Written tasks
[1] From the fake-electors commentary, reproduce the passage starting with "The ruling focused" and going on through "charges to proceed.".
[2] Name every person mentioned in the fake-electors commentary.

Extract provided
--------------------------------------------------
In the days and weeks after the 2020 election, partisans across the country used lies and deceit to try to defraud the American people and steal the White House.

Although Joe Biden was the clear and unequivocal winner, racking up big margins in the popular vote and electoral college, 84 fake electors signed statements certifying that Donald Trump had carried their seven battleground states.

He did not.

The electoral votes at issue constituted nearly a third of the number needed to win the presidency and would have been more than enough to reverse Biden’s victory, granting Trump a second term against the wishes of most voters.

To some, the attempted election theft is old (and eagerly buried) news.

The events that culminated in the violent assault on the Capitol and attempt to block Biden from taking office occurred half a decade ago, the shovel wielders might say, making them as relevant as those faded social-distancing stickers you still see in some stores. Besides, Trump was given a second turn in the White House by a plurality of voters in 2024.

But it’s only old news if you believe that justice and integrity carry an expiration date, wrongdoing is fine with the passage of enough time and the foundational values of our country and its democracy — starting with fair and honest elections — matter only to the extent they help your political side prevail.

It bears repeating: “What we’re talking about here is an attempt to overturn the outcome of a presidential election,” said Sean Morales-Doyle, who heads the Voting Rights and Elections Program at the Brennan Center for Justice, a law and policy think tank at New York University. “If people can engage in that kind of conduct without consequence or accountability, then we have to worry about it happening again.”

Which is why punishment and deterrence are so important.

Last week, the Nevada Supreme Court unanimously reinstated the criminal case against six Republicans who signed certificates falsely claiming Trump had won the state’s electoral votes. Those charged include Nevada’s GOP chairman, Michael McDonald, and the state’s representative on the Republican National Committee, Jim DeGraffenreid.

The ruling focused on a procedural matter: whether the charges should have been brought in Douglas County, where the fake certificates were signed in the state capital — Carson City — or in Clark County, where they were submitted at a courthouse in Las Vegas. A lower court ruled the charges should have been brought in Douglas County and dismissed the case. The high court reversed the decision, allowing the prosecution on forgery charges to proceed.

As well it should. Let a jury decide.

Of course, the Nevada Six and other phony electors are but small fry. The ringleader and attempted-larcenist-in-chief — Donald “Find Me 11,780 Votes” Trump — escaped liability by winning the 2024 election.

This month, he pardoned scores of fake electors and others involved in the attempted election heist — including his bumbling ex-attorney, Rudolph W. Giuliani — for any potential federal crimes. The move was purely symbolic; Trump’s pardoning power does not extend to cases brought in state courts.
--------------------------------------------------
Available data
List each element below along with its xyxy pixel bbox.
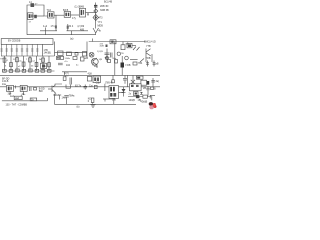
--------------------------------------------------
Answer set
[1]
The ruling focused on a procedural matter: whether the charges should have been brought in Douglas County, where the fake certificates were signed in the state capital — Carson City — or in Clark County, where they were submitted at a courthouse in Las Vegas. A lower court ruled the charges should have been brought in Douglas County and dismissed the case. The high court reversed the decision, allowing the prosecution on forgery charges to proceed.

[2]
Joe Biden
Donald Trump
Sean Morales-Doyle
Michael McDonald
Jim DeGraffenreid
Rudolph W. Giuliani